[START]

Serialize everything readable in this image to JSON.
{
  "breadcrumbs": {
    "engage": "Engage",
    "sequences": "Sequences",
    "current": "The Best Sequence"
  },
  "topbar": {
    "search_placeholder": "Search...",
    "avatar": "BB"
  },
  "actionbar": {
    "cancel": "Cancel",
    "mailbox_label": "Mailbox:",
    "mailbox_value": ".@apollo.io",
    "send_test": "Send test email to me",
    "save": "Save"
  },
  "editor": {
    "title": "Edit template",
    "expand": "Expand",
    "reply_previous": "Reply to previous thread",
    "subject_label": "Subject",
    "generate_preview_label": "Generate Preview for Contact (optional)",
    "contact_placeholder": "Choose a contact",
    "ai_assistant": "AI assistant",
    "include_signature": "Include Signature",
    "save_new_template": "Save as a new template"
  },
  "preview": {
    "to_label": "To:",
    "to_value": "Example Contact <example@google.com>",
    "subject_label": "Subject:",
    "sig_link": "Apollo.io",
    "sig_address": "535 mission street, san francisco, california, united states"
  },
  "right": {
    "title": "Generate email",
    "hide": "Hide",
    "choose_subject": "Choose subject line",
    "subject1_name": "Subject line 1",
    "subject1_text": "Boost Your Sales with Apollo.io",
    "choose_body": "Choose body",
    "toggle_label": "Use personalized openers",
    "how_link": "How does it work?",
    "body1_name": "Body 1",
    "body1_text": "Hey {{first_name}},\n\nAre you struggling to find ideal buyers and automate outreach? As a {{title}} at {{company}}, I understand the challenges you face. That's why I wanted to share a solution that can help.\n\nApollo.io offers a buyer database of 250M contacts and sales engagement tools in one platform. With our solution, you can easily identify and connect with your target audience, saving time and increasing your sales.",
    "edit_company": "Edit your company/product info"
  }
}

[END]

| What you should do |
Repeat every entry word for word.

| Task result |
Serialize everything readable in this image to JSON.
{
  "breadcrumbs": {
    "engage": "Engage",
    "sequences": "Sequences",
    "current": "The Best Sequence"
  },
  "topbar": {
    "search_placeholder": "Search...",
    "avatar": "BB"
  },
  "actionbar": {
    "cancel": "Cancel",
    "mailbox_label": "Mailbox:",
    "mailbox_value": ".@apollo.io",
    "send_test": "Send test email to me",
    "save": "Save"
  },
  "editor": {
    "title": "Edit template",
    "expand": "Expand",
    "reply_previous": "Reply to previous thread",
    "subject_label": "Subject",
    "generate_preview_label": "Generate Preview for Contact (optional)",
    "contact_placeholder": "Choose a contact",
    "ai_assistant": "AI assistant",
    "include_signature": "Include Signature",
    "save_new_template": "Save as a new template"
  },
  "preview": {
    "to_label": "To:",
    "to_value": "Example Contact <example@google.com>",
    "subject_label": "Subject:",
    "sig_link": "Apollo.io",
    "sig_address": "535 mission street, san francisco, california, united states"
  },
  "right": {
    "title": "Generate email",
    "hide": "Hide",
    "choose_subject": "Choose subject line",
    "subject1_name": "Subject line 1",
    "subject1_text": "Boost Your Sales with Apollo.io",
    "choose_body": "Choose body",
    "toggle_label": "Use personalized openers",
    "how_link": "How does it work?",
    "body1_name": "Body 1",
    "body1_text": "Hey {{first_name}},\n\nAre you struggling to find ideal buyers and automate outreach? As a {{title}} at {{company}}, I understand the challenges you face. That's why I wanted to share a solution that can help.\n\nApollo.io offers a buyer database of 250M contacts and sales engagement tools in one platform. With our solution, you can easily identify and connect with your target audience, saving time and increasing your sales.",
    "edit_company": "Edit your company/product info"
  }
}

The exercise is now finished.